## [Data section]
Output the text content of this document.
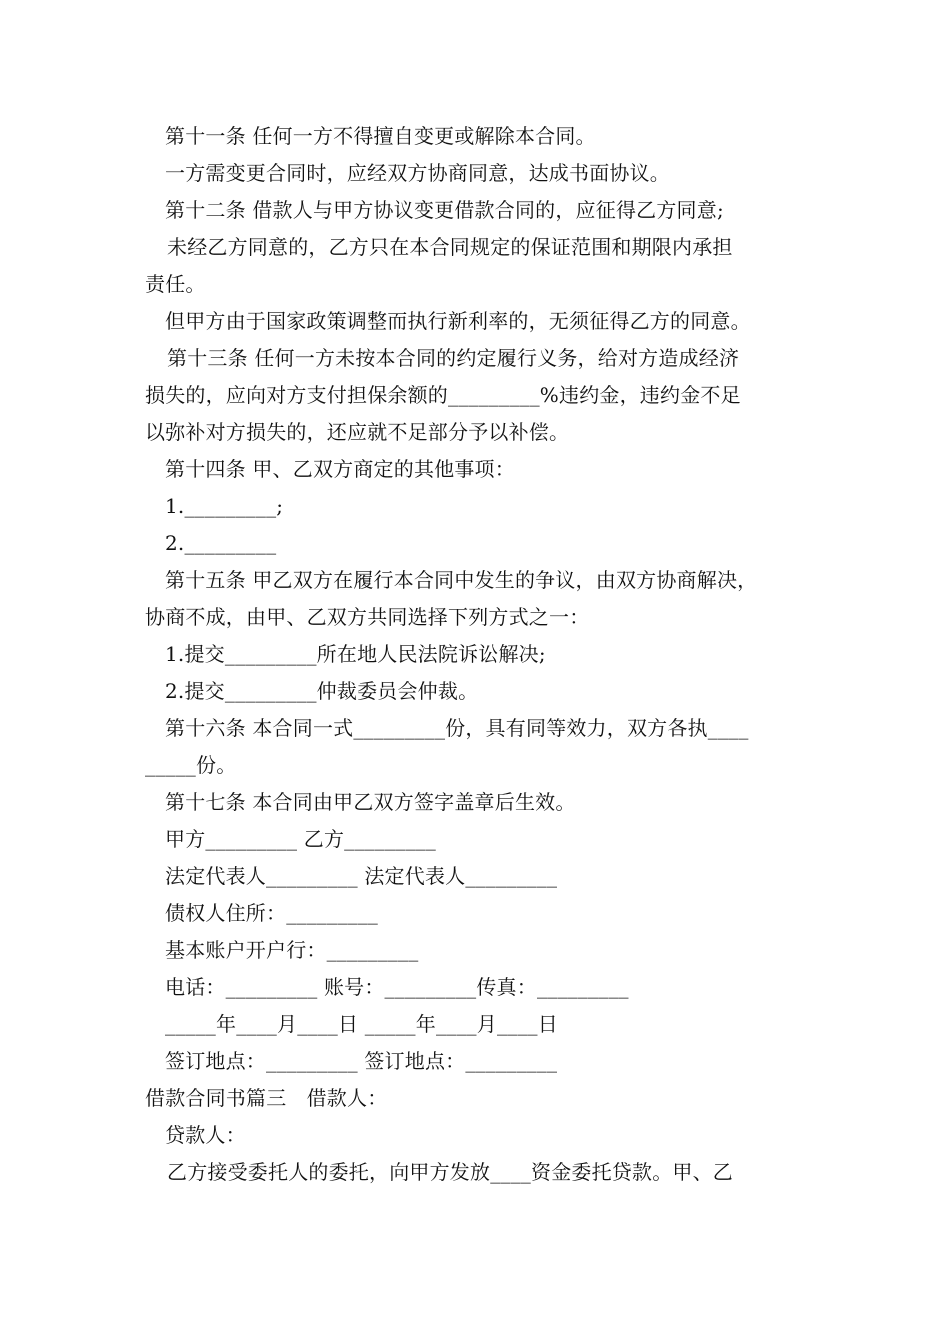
第十一条 任何一方不得擅自变更或解除本合同。
一方需变更合同时，应经双方协商同意，达成书面协议。
第十二条 借款人与甲方协议变更借款合同的，应征得乙方同意;
未经乙方同意的，乙方只在本合同规定的保证范围和期限内承担
责任。
但甲方由于国家政策调整而执行新利率的，无须征得乙方的同意。
第十三条 任何一方未按本合同的约定履行义务，给对方造成经济
损失的，应向对方支付担保余额的_________%违约金，违约金不足
以弥补对方损失的，还应就不足部分予以补偿。
第十四条 甲、乙双方商定的其他事项：
1._________;
2._________
第十五条 甲乙双方在履行本合同中发生的争议，由双方协商解决，
协商不成，由甲、乙双方共同选择下列方式之一：
1.提交_________所在地人民法院诉讼解决;
2.提交_________仲裁委员会仲裁。
第十六条 本合同一式_________份，具有同等效力，双方各执____
_____份。
第十七条 本合同由甲乙双方签字盖章后生效。
甲方_________ 乙方_________
法定代表人_________ 法定代表人_________
债权人住所：_________
基本账户开户行：_________
电话：_________ 账号：_________传真：_________
_____年____月____日 _____年____月____日
签订地点：_________ 签订地点：_________
借款合同书篇三　借款人：
贷款人：
乙方接受委托人的委托，向甲方发放____资金委托贷款。甲、乙
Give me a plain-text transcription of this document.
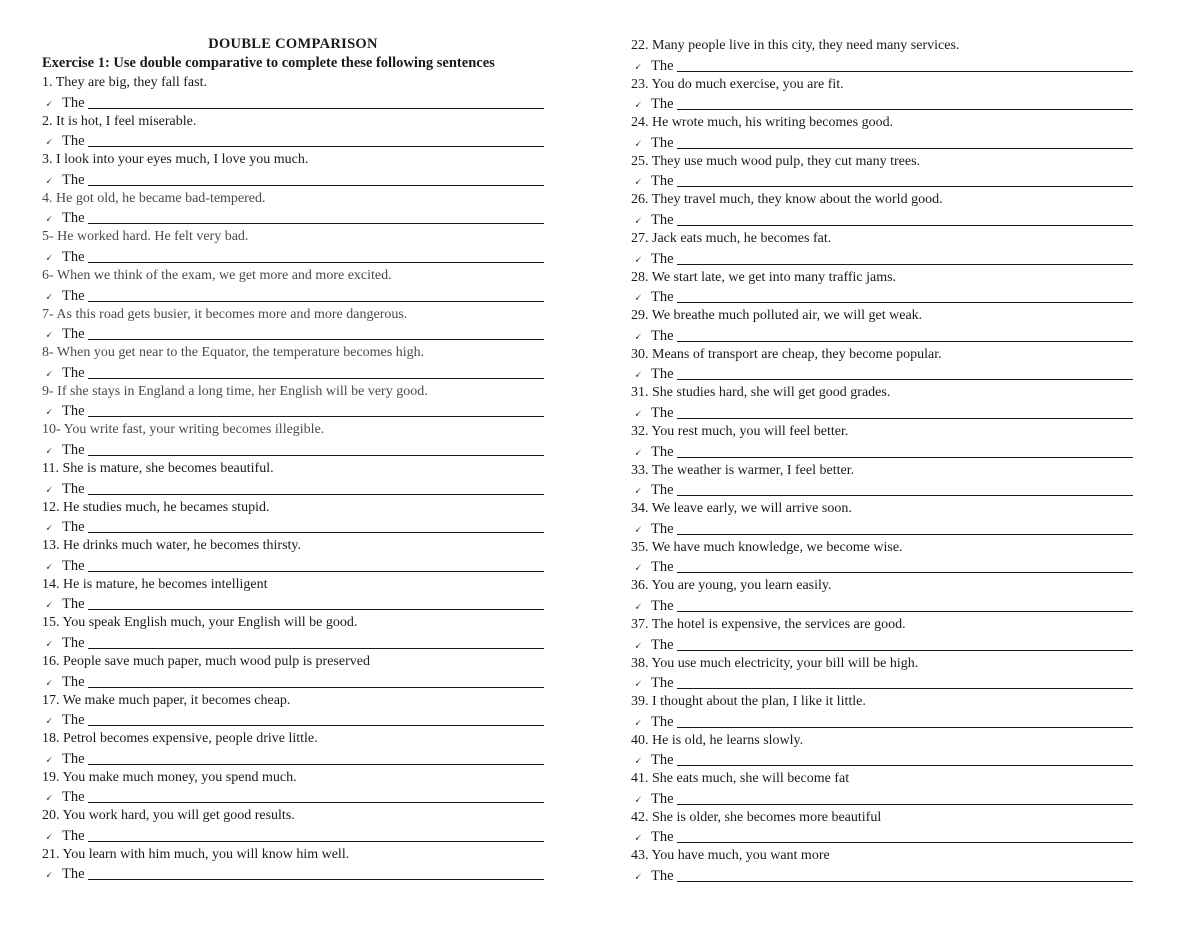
DOUBLE COMPARISON

Exercise 1: Use double comparative to complete these following sentences

1. They are big, they fall fast.

🗸 The

2. It is hot, I feel miserable.

🗸 The

3. I look into your eyes much, I love you much.

🗸 The

4. He got old, he became bad-tempered.

🗸 The

5- He worked hard. He felt very bad.

🗸 The

6- When we think of the exam, we get more and more excited.

🗸 The

7- As this road gets busier, it becomes more and more dangerous.

🗸 The

8- When you get near to the Equator, the temperature becomes high.

🗸 The

9- If she stays in England a long time, her English will be very good.

🗸 The

10- You write fast, your writing becomes illegible.

🗸 The

11. She is mature, she becomes beautiful.

🗸 The

12. He studies much, he becames stupid.

🗸 The

13. He drinks much water, he becomes thirsty.

🗸 The

14. He is mature, he becomes intelligent

🗸 The

15. You speak English much, your English will be good.

🗸 The

16. People save much paper, much wood pulp is preserved

🗸 The

17. We make much paper, it becomes cheap.

🗸 The

18. Petrol becomes expensive, people drive little.

🗸 The

19. You make much money, you spend much.

🗸 The

20. You work hard, you will get good results.

🗸 The

21. You learn with him much, you will know him well.

🗸 The

22. Many people live in this city, they need many services.

🗸 The

23. You do much exercise, you are fit.

🗸 The

24. He wrote much, his writing becomes good.

🗸 The

25. They use much wood pulp, they cut many trees.

🗸 The

26. They travel much, they know about the world good.

🗸 The

27. Jack eats much, he becomes fat.

🗸 The

28. We start late, we get into many traffic jams.

🗸 The

29. We breathe much polluted air, we will get weak.

🗸 The

30. Means of transport are cheap, they become popular.

🗸 The

31. She studies hard, she will get good grades.

🗸 The

32. You rest much, you will feel better.

🗸 The

33. The weather is warmer, I feel better.

🗸 The

34. We leave early, we will arrive soon.

🗸 The

35. We have much knowledge, we become wise.

🗸 The

36. You are young, you learn easily.

🗸 The

37. The hotel is expensive, the services are good.

🗸 The

38. You use much electricity, your bill will be high.

🗸 The

39. I thought about the plan, I like it little.

🗸 The

40. He is old, he learns slowly.

🗸 The

41. She eats much, she will become fat

🗸 The

42. She is older, she becomes more beautiful

🗸 The

43. You have much, you want more

🗸 The
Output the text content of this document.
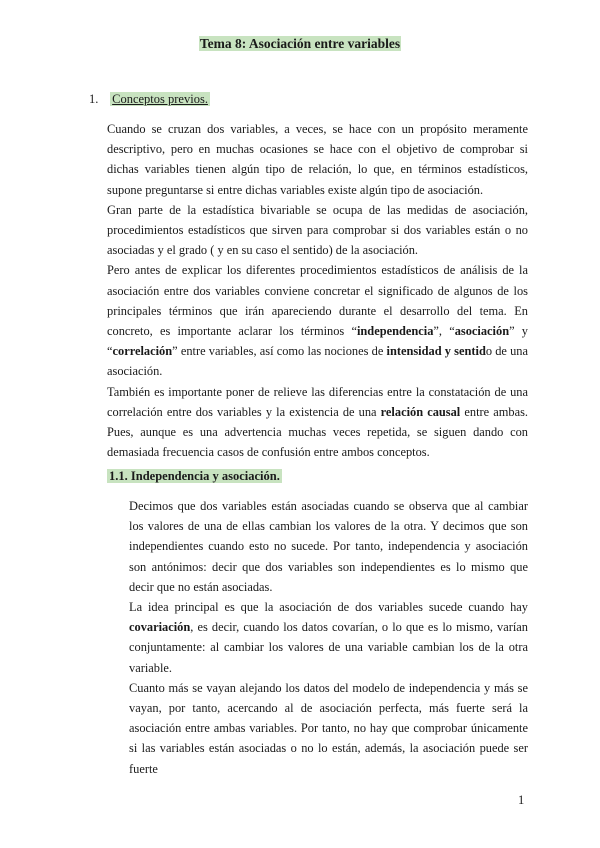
Tema 8: Asociación entre variables
1. Conceptos previos.

Cuando se cruzan dos variables, a veces, se hace con un propósito meramente descriptivo, pero en muchas ocasiones se hace con el objetivo de comprobar si dichas variables tienen algún tipo de relación, lo que, en términos estadísticos, supone preguntarse si entre dichas variables existe algún tipo de asociación.

Gran parte de la estadística bivariable se ocupa de las medidas de asociación, procedimientos estadísticos que sirven para comprobar si dos variables están o no asociadas y el grado ( y en su caso el sentido) de la asociación.

Pero antes de explicar los diferentes procedimientos estadísticos de análisis de la asociación entre dos variables conviene concretar el significado de algunos de los principales términos que irán apareciendo durante el desarrollo del tema. En concreto, es importante aclarar los términos “independencia”, “asociación” y “correlación” entre variables, así como las nociones de intensidad y sentido de una asociación.

También es importante poner de relieve las diferencias entre la constatación de una correlación entre dos variables y la existencia de una relación causal entre ambas. Pues, aunque es una advertencia muchas veces repetida, se siguen dando con demasiada frecuencia casos de confusión entre ambos conceptos.

1.1. Independencia y asociación.

Decimos que dos variables están asociadas cuando se observa que al cambiar los valores de una de ellas cambian los valores de la otra. Y decimos que son independientes cuando esto no sucede. Por tanto, independencia y asociación son antónimos: decir que dos variables son independientes es lo mismo que decir que no están asociadas.

La idea principal es que la asociación de dos variables sucede cuando hay covariación, es decir, cuando los datos covarían, o lo que es lo mismo, varían conjuntamente: al cambiar los valores de una variable cambian los de la otra variable.

Cuanto más se vayan alejando los datos del modelo de independencia y más se vayan, por tanto, acercando al de asociación perfecta, más fuerte será la asociación entre ambas variables. Por tanto, no hay que comprobar únicamente si las variables están asociadas o no lo están, además, la asociación puede ser fuerte

1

## [Requirement]
Return every line in the listing that contains the word "this".

## [Solved problem]
Output the text content of this document.
Give me a plain-text transcription of this document.
7- As this road gets busier, it becomes more and more dangerous.
22. Many people live in this city, they need many services.
Output the text content of this document.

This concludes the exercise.